### Information provided ###
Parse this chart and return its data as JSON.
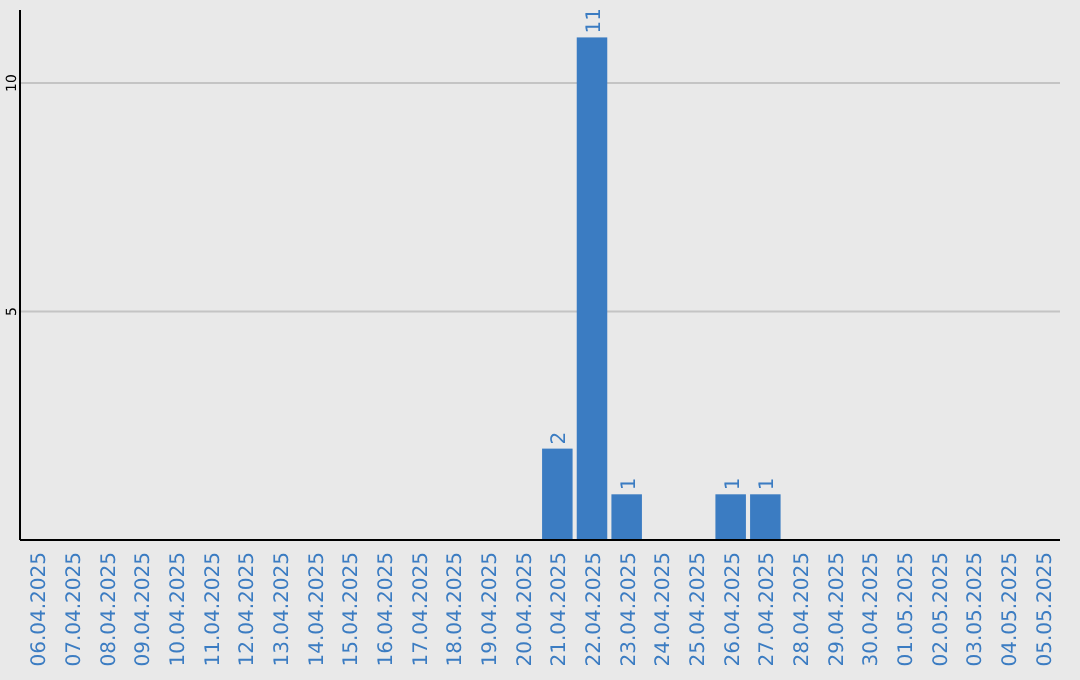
{
  "chart_data": {
    "type": "bar",
    "categories": [
      "06.04.2025",
      "07.04.2025",
      "08.04.2025",
      "09.04.2025",
      "10.04.2025",
      "11.04.2025",
      "12.04.2025",
      "13.04.2025",
      "14.04.2025",
      "15.04.2025",
      "16.04.2025",
      "17.04.2025",
      "18.04.2025",
      "19.04.2025",
      "20.04.2025",
      "21.04.2025",
      "22.04.2025",
      "23.04.2025",
      "24.04.2025",
      "25.04.2025",
      "26.04.2025",
      "27.04.2025",
      "28.04.2025",
      "29.04.2025",
      "30.04.2025",
      "01.05.2025",
      "02.05.2025",
      "03.05.2025",
      "04.05.2025",
      "05.05.2025"
    ],
    "values": [
      0,
      0,
      0,
      0,
      0,
      0,
      0,
      0,
      0,
      0,
      0,
      0,
      0,
      0,
      0,
      2,
      11,
      1,
      0,
      0,
      1,
      1,
      0,
      0,
      0,
      0,
      0,
      0,
      0,
      0
    ],
    "value_labels": [
      null,
      null,
      null,
      null,
      null,
      null,
      null,
      null,
      null,
      null,
      null,
      null,
      null,
      null,
      null,
      "2",
      "11",
      "1",
      null,
      null,
      "1",
      "1",
      null,
      null,
      null,
      null,
      null,
      null,
      null,
      null
    ],
    "color": "#3b7cc2",
    "ylim": [
      0,
      11.6
    ],
    "yticks": [
      5,
      10
    ],
    "grid": "y"
  }
}
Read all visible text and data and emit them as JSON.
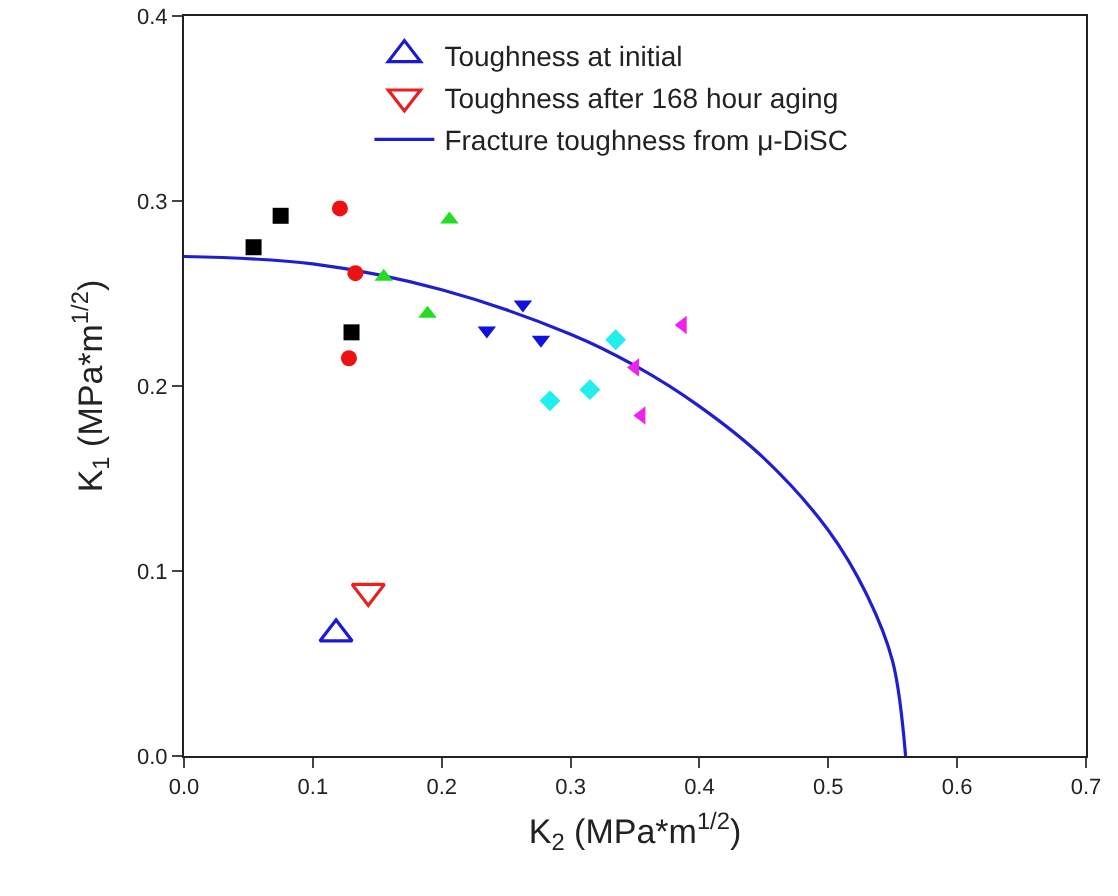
{
  "chart_data": {
    "type": "scatter",
    "xlabel": "K$_{2}$ (MPa*m$^{1/2}$)",
    "ylabel": "K$_{1}$ (MPa*m$^{1/2}$)",
    "xlim": [
      0,
      0.7
    ],
    "ylim": [
      0,
      0.4
    ],
    "xticks": [
      {
        "value": 0,
        "label": "0.0"
      },
      {
        "value": 0.1,
        "label": "0.1"
      },
      {
        "value": 0.2,
        "label": "0.2"
      },
      {
        "value": 0.3,
        "label": "0.3"
      },
      {
        "value": 0.4,
        "label": "0.4"
      },
      {
        "value": 0.5,
        "label": "0.5"
      },
      {
        "value": 0.6,
        "label": "0.6"
      },
      {
        "value": 0.7,
        "label": "0.7"
      }
    ],
    "yticks": [
      {
        "value": 0,
        "label": "0.0"
      },
      {
        "value": 0.1,
        "label": "0.1"
      },
      {
        "value": 0.2,
        "label": "0.2"
      },
      {
        "value": 0.3,
        "label": "0.3"
      },
      {
        "value": 0.4,
        "label": "0.4"
      }
    ],
    "grid": false,
    "legend": "top",
    "series": [
      {
        "name": "Toughness at initial",
        "color": "#1a1ad6",
        "marker": "triangle-open",
        "x": [
          0.118
        ],
        "values": [
          0.066
        ]
      },
      {
        "name": "Toughness after 168 hour aging",
        "color": "#e82020",
        "marker": "triangle-down-open",
        "x": [
          0.143
        ],
        "values": [
          0.089
        ]
      },
      {
        "name": "Fracture toughness from μ-DiSC",
        "type": "line",
        "color": "#1f1fd0",
        "marker": "none",
        "x": [
          0,
          0.1,
          0.2,
          0.3,
          0.35,
          0.4,
          0.45,
          0.5,
          0.53,
          0.55,
          0.56
        ],
        "values": [
          0.27,
          0.266,
          0.252,
          0.228,
          0.211,
          0.189,
          0.161,
          0.122,
          0.087,
          0.051,
          0
        ]
      },
      {
        "color": "#000000",
        "marker": "square",
        "x": [
          0.054,
          0.075,
          0.13
        ],
        "values": [
          0.275,
          0.292,
          0.229
        ]
      },
      {
        "color": "#ee1111",
        "marker": "circle",
        "x": [
          0.121,
          0.133,
          0.128
        ],
        "values": [
          0.296,
          0.261,
          0.215
        ]
      },
      {
        "color": "#22dd22",
        "marker": "triangle",
        "x": [
          0.206,
          0.155,
          0.189
        ],
        "values": [
          0.29,
          0.259,
          0.239
        ]
      },
      {
        "color": "#1111dd",
        "marker": "triangle-down",
        "x": [
          0.263,
          0.235,
          0.277
        ],
        "values": [
          0.244,
          0.23,
          0.225
        ]
      },
      {
        "color": "#22eeee",
        "marker": "diamond",
        "x": [
          0.335,
          0.284,
          0.315
        ],
        "values": [
          0.225,
          0.192,
          0.198
        ]
      },
      {
        "color": "#ee22ee",
        "marker": "triangle-left",
        "x": [
          0.387,
          0.35,
          0.355
        ],
        "values": [
          0.233,
          0.21,
          0.184
        ]
      }
    ]
  }
}
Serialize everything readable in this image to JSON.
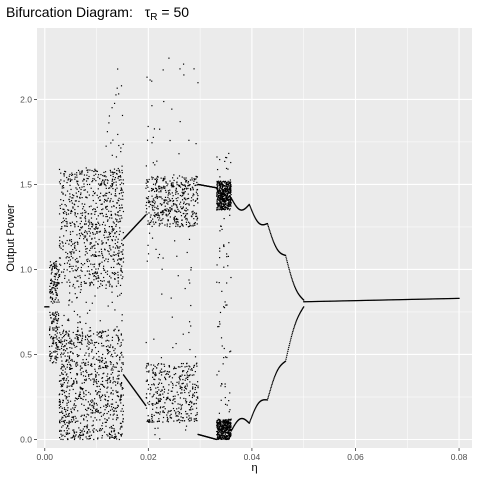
{
  "chart_data": {
    "type": "scatter",
    "title": "Bifurcation Diagram:",
    "title_math": {
      "symbol": "τ",
      "subscript": "R",
      "rest": " = 50"
    },
    "xlabel": "η",
    "ylabel": "Output Power",
    "xlim": [
      -0.0015,
      0.0825
    ],
    "ylim": [
      -0.05,
      2.42
    ],
    "x_ticks": [
      0.0,
      0.02,
      0.04,
      0.06,
      0.08
    ],
    "x_tick_labels": [
      "0.00",
      "0.02",
      "0.04",
      "0.06",
      "0.08"
    ],
    "y_ticks": [
      0.0,
      0.5,
      1.0,
      1.5,
      2.0
    ],
    "y_tick_labels": [
      "0.0",
      "0.5",
      "1.0",
      "1.5",
      "2.0"
    ],
    "grid": true,
    "legend": "none",
    "colors": {
      "panel": "#ebebeb",
      "grid": "#ffffff",
      "points": "#000000"
    },
    "regions": [
      {
        "x": [
          0.0,
          0.0008
        ],
        "kind": "fixed",
        "y": [
          0.78
        ]
      },
      {
        "x": [
          0.0009,
          0.0028
        ],
        "kind": "bands",
        "bands": [
          [
            0.8,
            1.05
          ],
          [
            0.45,
            0.75
          ]
        ]
      },
      {
        "x": [
          0.0028,
          0.0152
        ],
        "kind": "chaos",
        "ymin": 0.0,
        "ymax": 2.37
      },
      {
        "x": [
          0.0152,
          0.0195
        ],
        "kind": "branches",
        "upper": [
          1.18,
          1.32
        ],
        "lower": [
          0.38,
          0.2
        ]
      },
      {
        "x": [
          0.0195,
          0.0296
        ],
        "kind": "chaos_bands",
        "bands": [
          [
            1.25,
            1.55
          ],
          [
            0.1,
            0.45
          ]
        ],
        "spread": [
          0.0,
          2.25
        ]
      },
      {
        "x": [
          0.0296,
          0.0332
        ],
        "kind": "branches",
        "upper": [
          1.5,
          1.48
        ],
        "lower": [
          0.03,
          0.0
        ]
      },
      {
        "x": [
          0.0332,
          0.036
        ],
        "kind": "chaos_bands",
        "bands": [
          [
            1.35,
            1.52
          ],
          [
            0.0,
            0.12
          ]
        ],
        "spread": [
          0.0,
          1.7
        ]
      },
      {
        "x": [
          0.036,
          0.05
        ],
        "kind": "scallop",
        "upper": [
          1.42,
          0.82
        ],
        "lower": [
          0.05,
          0.78
        ]
      },
      {
        "x": [
          0.05,
          0.08
        ],
        "kind": "fixed_line",
        "y": [
          0.81,
          0.83
        ]
      }
    ]
  }
}
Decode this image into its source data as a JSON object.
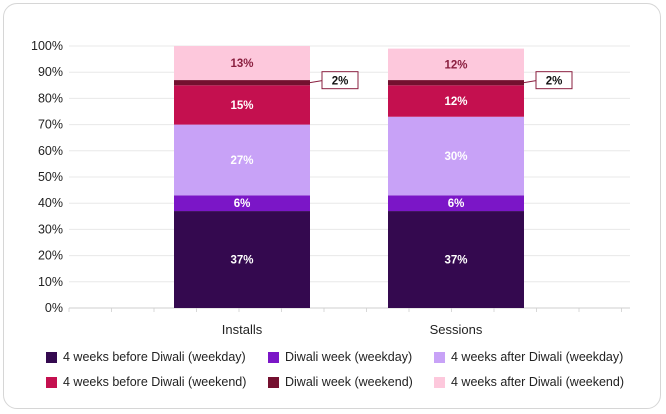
{
  "chart_data": {
    "type": "bar",
    "stacked": true,
    "categories": [
      "Installs",
      "Sessions"
    ],
    "ylim": [
      0,
      100
    ],
    "y_ticks": [
      "0%",
      "10%",
      "20%",
      "30%",
      "40%",
      "50%",
      "60%",
      "70%",
      "80%",
      "90%",
      "100%"
    ],
    "grid": true,
    "legend_position": "bottom",
    "series": [
      {
        "name": "4 weeks before Diwali (weekday)",
        "color": "#34094f",
        "values": [
          37,
          37
        ],
        "labels": [
          "37%",
          "37%"
        ]
      },
      {
        "name": "Diwali week (weekday)",
        "color": "#7b16c7",
        "values": [
          6,
          6
        ],
        "labels": [
          "6%",
          "6%"
        ]
      },
      {
        "name": "4 weeks after Diwali (weekday)",
        "color": "#c8a2f7",
        "values": [
          27,
          30
        ],
        "labels": [
          "27%",
          "30%"
        ]
      },
      {
        "name": "4 weeks before Diwali (weekend)",
        "color": "#c4104f",
        "values": [
          15,
          12
        ],
        "labels": [
          "15%",
          "12%"
        ]
      },
      {
        "name": "Diwali week (weekend)",
        "color": "#74102f",
        "values": [
          2,
          2
        ],
        "labels": [
          "2%",
          "2%"
        ]
      },
      {
        "name": "4 weeks after Diwali (weekend)",
        "color": "#fdc8dc",
        "values": [
          13,
          12
        ],
        "labels": [
          "13%",
          "12%"
        ]
      }
    ],
    "callout_series_index": 4
  }
}
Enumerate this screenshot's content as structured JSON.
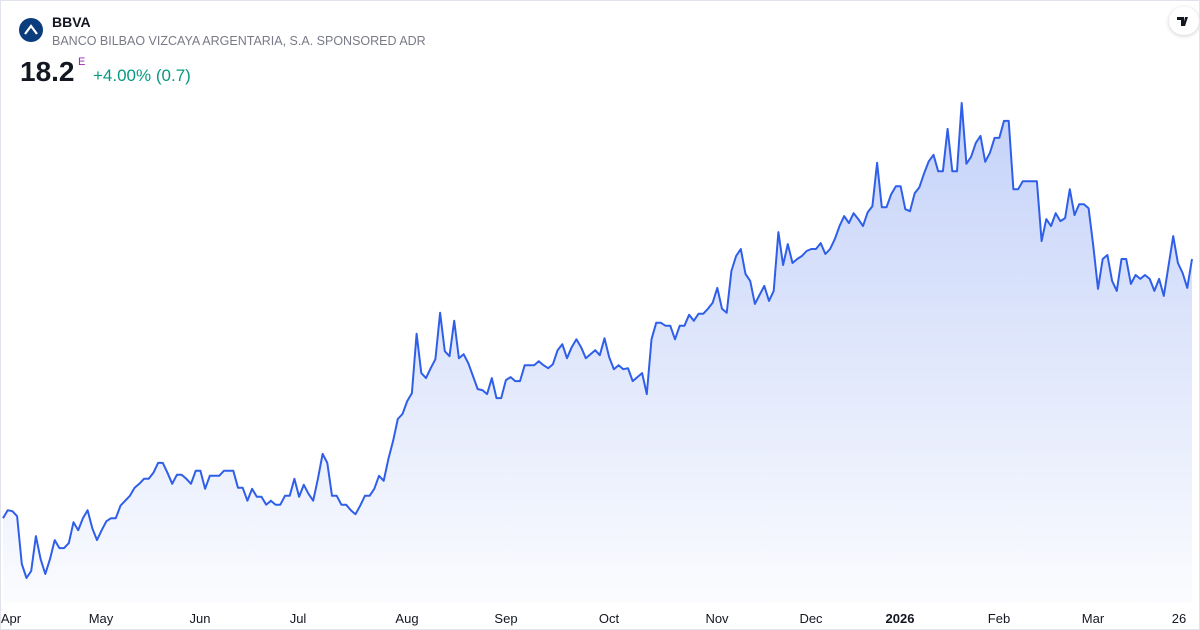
###
Exercise — Your task is to report how many lines of the material include the string "marker". Give the number and no other words.

Response to the task — 9